(Dataset items)
---

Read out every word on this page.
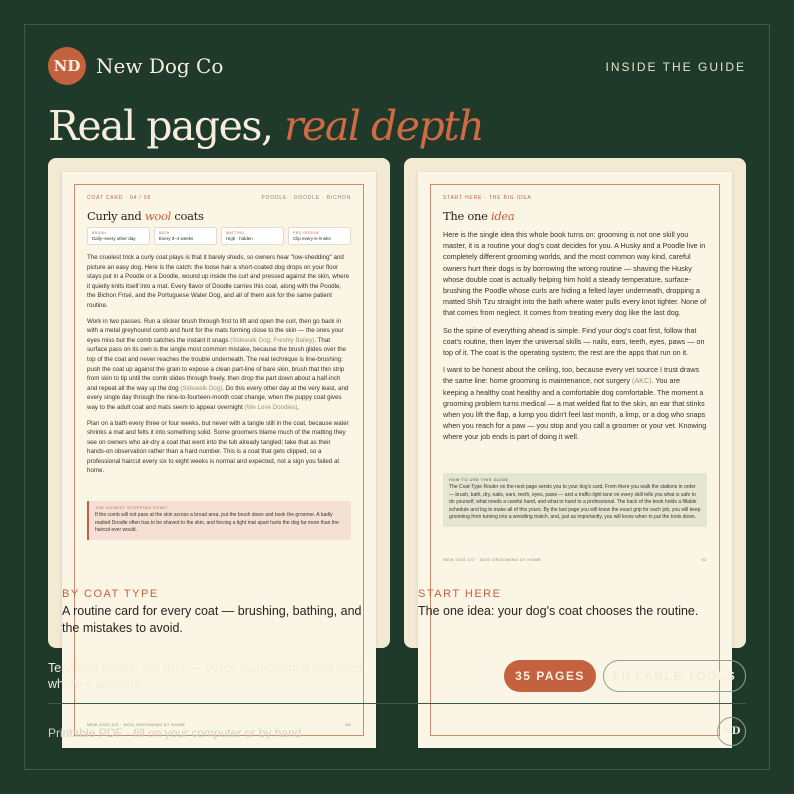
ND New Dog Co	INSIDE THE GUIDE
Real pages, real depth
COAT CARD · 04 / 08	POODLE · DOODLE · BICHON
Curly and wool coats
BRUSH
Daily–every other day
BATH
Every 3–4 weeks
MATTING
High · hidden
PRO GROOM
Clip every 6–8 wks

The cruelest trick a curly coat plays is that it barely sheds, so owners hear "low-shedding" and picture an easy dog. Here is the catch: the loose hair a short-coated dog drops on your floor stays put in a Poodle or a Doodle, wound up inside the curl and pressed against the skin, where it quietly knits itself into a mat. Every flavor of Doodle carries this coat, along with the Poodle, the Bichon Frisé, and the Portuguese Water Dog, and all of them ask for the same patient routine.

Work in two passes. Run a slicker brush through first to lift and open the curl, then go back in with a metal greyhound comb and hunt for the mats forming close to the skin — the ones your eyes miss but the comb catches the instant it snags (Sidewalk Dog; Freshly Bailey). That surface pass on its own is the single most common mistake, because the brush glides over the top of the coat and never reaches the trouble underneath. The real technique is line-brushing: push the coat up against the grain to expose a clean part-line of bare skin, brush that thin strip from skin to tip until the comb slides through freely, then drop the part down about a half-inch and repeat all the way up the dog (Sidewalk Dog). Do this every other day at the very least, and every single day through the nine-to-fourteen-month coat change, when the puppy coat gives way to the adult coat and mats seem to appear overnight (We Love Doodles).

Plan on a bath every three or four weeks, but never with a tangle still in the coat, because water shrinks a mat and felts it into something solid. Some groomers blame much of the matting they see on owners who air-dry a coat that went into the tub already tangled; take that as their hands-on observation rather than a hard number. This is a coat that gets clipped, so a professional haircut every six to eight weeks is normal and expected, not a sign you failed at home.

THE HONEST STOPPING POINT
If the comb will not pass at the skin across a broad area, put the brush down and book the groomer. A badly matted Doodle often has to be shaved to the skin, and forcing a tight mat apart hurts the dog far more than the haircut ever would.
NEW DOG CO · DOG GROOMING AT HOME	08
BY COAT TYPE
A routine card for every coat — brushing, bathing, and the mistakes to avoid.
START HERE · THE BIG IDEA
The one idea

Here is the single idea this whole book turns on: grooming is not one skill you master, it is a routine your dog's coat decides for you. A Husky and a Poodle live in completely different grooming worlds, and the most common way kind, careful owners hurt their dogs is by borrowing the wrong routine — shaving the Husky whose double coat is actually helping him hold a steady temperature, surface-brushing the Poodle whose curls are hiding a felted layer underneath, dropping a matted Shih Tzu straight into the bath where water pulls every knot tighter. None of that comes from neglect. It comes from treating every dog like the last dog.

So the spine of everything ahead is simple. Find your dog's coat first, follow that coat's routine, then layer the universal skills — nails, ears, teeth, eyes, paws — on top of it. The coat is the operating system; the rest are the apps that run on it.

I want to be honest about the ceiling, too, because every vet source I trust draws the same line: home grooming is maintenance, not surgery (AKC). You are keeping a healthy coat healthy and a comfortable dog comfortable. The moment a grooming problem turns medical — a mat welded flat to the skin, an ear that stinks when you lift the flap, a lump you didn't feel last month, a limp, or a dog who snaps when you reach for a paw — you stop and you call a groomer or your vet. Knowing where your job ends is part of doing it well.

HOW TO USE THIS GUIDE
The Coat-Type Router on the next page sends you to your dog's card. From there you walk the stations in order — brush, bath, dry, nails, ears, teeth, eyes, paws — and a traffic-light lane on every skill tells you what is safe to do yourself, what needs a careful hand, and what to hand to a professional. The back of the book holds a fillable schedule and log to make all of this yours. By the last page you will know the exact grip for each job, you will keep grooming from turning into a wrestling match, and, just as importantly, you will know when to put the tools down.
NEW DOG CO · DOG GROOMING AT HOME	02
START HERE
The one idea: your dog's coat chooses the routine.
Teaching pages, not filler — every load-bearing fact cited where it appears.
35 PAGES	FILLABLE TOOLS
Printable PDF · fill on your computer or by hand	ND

---

Task goal → Reproduce the full listing faithfully, but do not carry over any pictures.

Task response →
Read out every word on this page.
ND New Dog Co	INSIDE THE GUIDE
Real pages, real depth
COAT CARD · 04 / 08	POODLE · DOODLE · BICHON
Curly and wool coats
BRUSH
Daily–every other day
BATH
Every 3–4 weeks
MATTING
High · hidden
PRO GROOM
Clip every 6–8 wks

The cruelest trick a curly coat plays is that it barely sheds, so owners hear "low-shedding" and picture an easy dog. Here is the catch: the loose hair a short-coated dog drops on your floor stays put in a Poodle or a Doodle, wound up inside the curl and pressed against the skin, where it quietly knits itself into a mat. Every flavor of Doodle carries this coat, along with the Poodle, the Bichon Frisé, and the Portuguese Water Dog, and all of them ask for the same patient routine.

Work in two passes. Run a slicker brush through first to lift and open the curl, then go back in with a metal greyhound comb and hunt for the mats forming close to the skin — the ones your eyes miss but the comb catches the instant it snags (Sidewalk Dog; Freshly Bailey). That surface pass on its own is the single most common mistake, because the brush glides over the top of the coat and never reaches the trouble underneath. The real technique is line-brushing: push the coat up against the grain to expose a clean part-line of bare skin, brush that thin strip from skin to tip until the comb slides through freely, then drop the part down about a half-inch and repeat all the way up the dog (Sidewalk Dog). Do this every other day at the very least, and every single day through the nine-to-fourteen-month coat change, when the puppy coat gives way to the adult coat and mats seem to appear overnight (We Love Doodles).

Plan on a bath every three or four weeks, but never with a tangle still in the coat, because water shrinks a mat and felts it into something solid. Some groomers blame much of the matting they see on owners who air-dry a coat that went into the tub already tangled; take that as their hands-on observation rather than a hard number. This is a coat that gets clipped, so a professional haircut every six to eight weeks is normal and expected, not a sign you failed at home.

THE HONEST STOPPING POINT
If the comb will not pass at the skin across a broad area, put the brush down and book the groomer. A badly matted Doodle often has to be shaved to the skin, and forcing a tight mat apart hurts the dog far more than the haircut ever would.
NEW DOG CO · DOG GROOMING AT HOME	08
BY COAT TYPE
A routine card for every coat — brushing, bathing, and the mistakes to avoid.
START HERE · THE BIG IDEA
The one idea

Here is the single idea this whole book turns on: grooming is not one skill you master, it is a routine your dog's coat decides for you. A Husky and a Poodle live in completely different grooming worlds, and the most common way kind, careful owners hurt their dogs is by borrowing the wrong routine — shaving the Husky whose double coat is actually helping him hold a steady temperature, surface-brushing the Poodle whose curls are hiding a felted layer underneath, dropping a matted Shih Tzu straight into the bath where water pulls every knot tighter. None of that comes from neglect. It comes from treating every dog like the last dog.

So the spine of everything ahead is simple. Find your dog's coat first, follow that coat's routine, then layer the universal skills — nails, ears, teeth, eyes, paws — on top of it. The coat is the operating system; the rest are the apps that run on it.

I want to be honest about the ceiling, too, because every vet source I trust draws the same line: home grooming is maintenance, not surgery (AKC). You are keeping a healthy coat healthy and a comfortable dog comfortable. The moment a grooming problem turns medical — a mat welded flat to the skin, an ear that stinks when you lift the flap, a lump you didn't feel last month, a limp, or a dog who snaps when you reach for a paw — you stop and you call a groomer or your vet. Knowing where your job ends is part of doing it well.

HOW TO USE THIS GUIDE
The Coat-Type Router on the next page sends you to your dog's card. From there you walk the stations in order — brush, bath, dry, nails, ears, teeth, eyes, paws — and a traffic-light lane on every skill tells you what is safe to do yourself, what needs a careful hand, and what to hand to a professional. The back of the book holds a fillable schedule and log to make all of this yours. By the last page you will know the exact grip for each job, you will keep grooming from turning into a wrestling match, and, just as importantly, you will know when to put the tools down.
NEW DOG CO · DOG GROOMING AT HOME	02
START HERE
The one idea: your dog's coat chooses the routine.
Teaching pages, not filler — every load-bearing fact cited where it appears.
35 PAGES	FILLABLE TOOLS
Printable PDF · fill on your computer or by hand	ND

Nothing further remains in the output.